_EXERCISE DETAILS_
Return every entry exactly as written.

╔══

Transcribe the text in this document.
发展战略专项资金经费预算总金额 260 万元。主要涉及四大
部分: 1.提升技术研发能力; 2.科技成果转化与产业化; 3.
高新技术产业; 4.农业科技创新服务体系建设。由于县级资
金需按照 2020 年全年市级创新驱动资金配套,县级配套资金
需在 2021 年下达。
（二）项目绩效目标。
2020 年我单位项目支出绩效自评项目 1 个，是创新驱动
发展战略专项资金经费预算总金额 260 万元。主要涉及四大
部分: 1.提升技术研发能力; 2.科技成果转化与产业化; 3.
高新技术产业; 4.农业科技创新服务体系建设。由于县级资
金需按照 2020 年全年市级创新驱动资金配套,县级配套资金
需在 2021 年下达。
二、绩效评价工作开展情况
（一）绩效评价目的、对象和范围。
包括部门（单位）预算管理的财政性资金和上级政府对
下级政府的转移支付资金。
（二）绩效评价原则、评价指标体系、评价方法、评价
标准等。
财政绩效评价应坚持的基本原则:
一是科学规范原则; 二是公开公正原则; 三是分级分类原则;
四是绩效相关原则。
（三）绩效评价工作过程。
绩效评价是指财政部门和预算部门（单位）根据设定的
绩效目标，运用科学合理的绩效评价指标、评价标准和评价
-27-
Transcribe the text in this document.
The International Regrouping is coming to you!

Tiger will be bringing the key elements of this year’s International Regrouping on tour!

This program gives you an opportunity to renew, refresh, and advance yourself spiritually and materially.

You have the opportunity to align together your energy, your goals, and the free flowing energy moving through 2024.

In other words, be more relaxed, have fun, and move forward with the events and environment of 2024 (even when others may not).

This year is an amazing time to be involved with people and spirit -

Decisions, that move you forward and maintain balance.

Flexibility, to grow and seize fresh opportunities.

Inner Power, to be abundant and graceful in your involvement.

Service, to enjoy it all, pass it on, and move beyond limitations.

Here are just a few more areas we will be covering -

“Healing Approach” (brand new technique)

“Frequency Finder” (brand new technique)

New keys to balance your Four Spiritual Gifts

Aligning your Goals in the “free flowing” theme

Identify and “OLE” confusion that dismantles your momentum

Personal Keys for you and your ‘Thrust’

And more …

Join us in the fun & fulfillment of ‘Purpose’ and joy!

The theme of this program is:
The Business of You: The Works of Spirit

╚══

_EXERCISE SOLUTION_
Transcribe the text in this document.
发展战略专项资金经费预算总金额 260 万元。主要涉及四大
部分: 1.提升技术研发能力; 2.科技成果转化与产业化; 3.
高新技术产业; 4.农业科技创新服务体系建设。由于县级资
金需按照 2020 年全年市级创新驱动资金配套,县级配套资金
需在 2021 年下达。
（二）项目绩效目标。
2020 年我单位项目支出绩效自评项目 1 个，是创新驱动
发展战略专项资金经费预算总金额 260 万元。主要涉及四大
部分: 1.提升技术研发能力; 2.科技成果转化与产业化; 3.
高新技术产业; 4.农业科技创新服务体系建设。由于县级资
金需按照 2020 年全年市级创新驱动资金配套,县级配套资金
需在 2021 年下达。
二、绩效评价工作开展情况
（一）绩效评价目的、对象和范围。
包括部门（单位）预算管理的财政性资金和上级政府对
下级政府的转移支付资金。
（二）绩效评价原则、评价指标体系、评价方法、评价
标准等。
财政绩效评价应坚持的基本原则:
一是科学规范原则; 二是公开公正原则; 三是分级分类原则;
四是绩效相关原则。
（三）绩效评价工作过程。
绩效评价是指财政部门和预算部门（单位）根据设定的
绩效目标，运用科学合理的绩效评价指标、评价标准和评价
-27-
Transcribe the text in this document.
The International Regrouping is coming to you!

Tiger will be bringing the key elements of this year’s International Regrouping on tour!

This program gives you an opportunity to renew, refresh, and advance yourself spiritually and materially.

You have the opportunity to align together your energy, your goals, and the free flowing energy moving through 2024.

In other words, be more relaxed, have fun, and move forward with the events and environment of 2024 (even when others may not).

This year is an amazing time to be involved with people and spirit -

Decisions, that move you forward and maintain balance.

Flexibility, to grow and seize fresh opportunities.

Inner Power, to be abundant and graceful in your involvement.

Service, to enjoy it all, pass it on, and move beyond limitations.

Here are just a few more areas we will be covering -

“Healing Approach” (brand new technique)

“Frequency Finder” (brand new technique)

New keys to balance your Four Spiritual Gifts

Aligning your Goals in the “free flowing” theme

Identify and “OLE” confusion that dismantles your momentum

Personal Keys for you and your ‘Thrust’

And more …

Join us in the fun & fulfillment of ‘Purpose’ and joy!

The theme of this program is:
The Business of You: The Works of Spirit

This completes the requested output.